— start Supplied records —

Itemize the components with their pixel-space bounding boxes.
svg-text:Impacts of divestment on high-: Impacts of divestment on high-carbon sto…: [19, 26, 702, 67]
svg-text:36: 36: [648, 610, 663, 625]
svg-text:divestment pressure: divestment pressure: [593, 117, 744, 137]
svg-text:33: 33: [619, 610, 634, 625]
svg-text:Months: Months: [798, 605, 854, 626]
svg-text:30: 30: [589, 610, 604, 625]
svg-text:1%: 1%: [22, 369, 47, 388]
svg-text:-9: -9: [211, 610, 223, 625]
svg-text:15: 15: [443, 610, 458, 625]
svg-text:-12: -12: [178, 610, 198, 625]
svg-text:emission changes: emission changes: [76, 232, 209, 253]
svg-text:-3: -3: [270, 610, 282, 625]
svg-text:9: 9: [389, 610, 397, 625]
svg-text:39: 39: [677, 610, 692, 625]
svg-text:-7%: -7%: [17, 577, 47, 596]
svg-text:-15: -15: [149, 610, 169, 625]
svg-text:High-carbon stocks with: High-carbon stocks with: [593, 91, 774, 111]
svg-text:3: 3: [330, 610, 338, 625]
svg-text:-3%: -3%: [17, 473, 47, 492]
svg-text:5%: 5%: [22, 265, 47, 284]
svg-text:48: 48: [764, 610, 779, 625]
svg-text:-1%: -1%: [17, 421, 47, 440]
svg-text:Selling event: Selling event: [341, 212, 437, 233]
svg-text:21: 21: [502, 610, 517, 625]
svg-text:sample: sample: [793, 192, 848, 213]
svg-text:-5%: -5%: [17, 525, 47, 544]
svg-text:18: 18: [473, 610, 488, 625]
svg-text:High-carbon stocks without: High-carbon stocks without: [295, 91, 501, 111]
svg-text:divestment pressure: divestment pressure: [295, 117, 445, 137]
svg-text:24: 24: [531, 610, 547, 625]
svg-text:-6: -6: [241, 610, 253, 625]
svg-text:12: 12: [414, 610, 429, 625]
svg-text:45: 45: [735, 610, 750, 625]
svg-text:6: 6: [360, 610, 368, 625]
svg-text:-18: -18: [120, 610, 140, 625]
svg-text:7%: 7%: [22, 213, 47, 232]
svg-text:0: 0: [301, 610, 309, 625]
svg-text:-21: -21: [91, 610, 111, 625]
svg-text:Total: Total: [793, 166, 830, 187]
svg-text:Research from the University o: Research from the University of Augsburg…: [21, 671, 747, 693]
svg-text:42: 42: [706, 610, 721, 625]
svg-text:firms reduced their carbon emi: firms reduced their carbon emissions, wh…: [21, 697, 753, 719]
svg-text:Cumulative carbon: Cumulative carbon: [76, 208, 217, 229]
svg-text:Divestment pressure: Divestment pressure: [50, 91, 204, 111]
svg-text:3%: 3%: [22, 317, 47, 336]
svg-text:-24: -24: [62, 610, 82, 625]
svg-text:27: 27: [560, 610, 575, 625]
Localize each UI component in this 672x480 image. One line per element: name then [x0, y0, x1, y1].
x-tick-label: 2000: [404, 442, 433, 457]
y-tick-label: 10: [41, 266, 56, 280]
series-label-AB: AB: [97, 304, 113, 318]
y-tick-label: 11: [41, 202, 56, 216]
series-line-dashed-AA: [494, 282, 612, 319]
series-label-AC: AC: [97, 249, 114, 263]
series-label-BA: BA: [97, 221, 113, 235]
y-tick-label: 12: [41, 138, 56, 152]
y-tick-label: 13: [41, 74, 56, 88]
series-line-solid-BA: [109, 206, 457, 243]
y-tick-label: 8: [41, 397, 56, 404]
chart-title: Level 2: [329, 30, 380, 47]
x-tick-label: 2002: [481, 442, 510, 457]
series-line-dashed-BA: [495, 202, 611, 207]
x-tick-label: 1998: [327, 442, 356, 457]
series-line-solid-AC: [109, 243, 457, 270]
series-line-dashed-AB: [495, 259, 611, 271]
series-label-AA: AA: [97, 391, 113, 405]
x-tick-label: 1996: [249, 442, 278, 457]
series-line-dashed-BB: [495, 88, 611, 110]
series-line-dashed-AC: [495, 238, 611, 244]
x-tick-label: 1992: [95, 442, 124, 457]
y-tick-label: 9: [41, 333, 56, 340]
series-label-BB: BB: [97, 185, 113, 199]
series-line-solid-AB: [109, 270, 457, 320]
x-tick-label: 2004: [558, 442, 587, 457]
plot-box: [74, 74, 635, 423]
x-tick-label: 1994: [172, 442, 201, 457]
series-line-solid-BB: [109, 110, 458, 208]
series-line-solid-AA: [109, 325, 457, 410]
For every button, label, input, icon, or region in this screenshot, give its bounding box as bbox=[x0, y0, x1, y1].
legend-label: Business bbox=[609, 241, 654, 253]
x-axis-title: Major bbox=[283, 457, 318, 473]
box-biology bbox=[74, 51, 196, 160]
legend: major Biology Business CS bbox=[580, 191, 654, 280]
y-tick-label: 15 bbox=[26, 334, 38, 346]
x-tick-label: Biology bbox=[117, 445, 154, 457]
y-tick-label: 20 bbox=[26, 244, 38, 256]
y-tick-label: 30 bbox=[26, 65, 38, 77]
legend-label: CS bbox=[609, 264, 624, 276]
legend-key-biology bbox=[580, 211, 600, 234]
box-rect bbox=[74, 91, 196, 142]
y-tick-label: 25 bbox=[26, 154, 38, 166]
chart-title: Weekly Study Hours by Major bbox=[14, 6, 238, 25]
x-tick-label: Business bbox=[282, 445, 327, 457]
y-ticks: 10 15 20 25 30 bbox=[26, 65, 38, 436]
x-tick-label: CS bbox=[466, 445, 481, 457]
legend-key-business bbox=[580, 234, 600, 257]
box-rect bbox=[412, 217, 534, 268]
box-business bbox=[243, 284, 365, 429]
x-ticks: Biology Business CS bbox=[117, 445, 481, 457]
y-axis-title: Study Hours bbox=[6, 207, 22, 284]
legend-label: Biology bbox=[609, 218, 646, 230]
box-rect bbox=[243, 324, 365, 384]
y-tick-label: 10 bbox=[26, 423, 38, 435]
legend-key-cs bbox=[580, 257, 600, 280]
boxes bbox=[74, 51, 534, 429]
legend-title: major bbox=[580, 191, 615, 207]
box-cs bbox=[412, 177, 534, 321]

— end Supplied records —

### [Written exercise]
Reproduce the items word for word, from the first line of the items through the line that holds "svg-text:39: 39: [677, 610, 692, 625]", including both ends.

### [Answer below]
Itemize the components with their pixel-space bounding boxes.
svg-text:Impacts of divestment on high-: Impacts of divestment on high-carbon sto…: [19, 26, 702, 67]
svg-text:36: 36: [648, 610, 663, 625]
svg-text:divestment pressure: divestment pressure: [593, 117, 744, 137]
svg-text:33: 33: [619, 610, 634, 625]
svg-text:Months: Months: [798, 605, 854, 626]
svg-text:30: 30: [589, 610, 604, 625]
svg-text:1%: 1%: [22, 369, 47, 388]
svg-text:-9: -9: [211, 610, 223, 625]
svg-text:15: 15: [443, 610, 458, 625]
svg-text:-12: -12: [178, 610, 198, 625]
svg-text:emission changes: emission changes: [76, 232, 209, 253]
svg-text:-3: -3: [270, 610, 282, 625]
svg-text:9: 9: [389, 610, 397, 625]
svg-text:39: 39: [677, 610, 692, 625]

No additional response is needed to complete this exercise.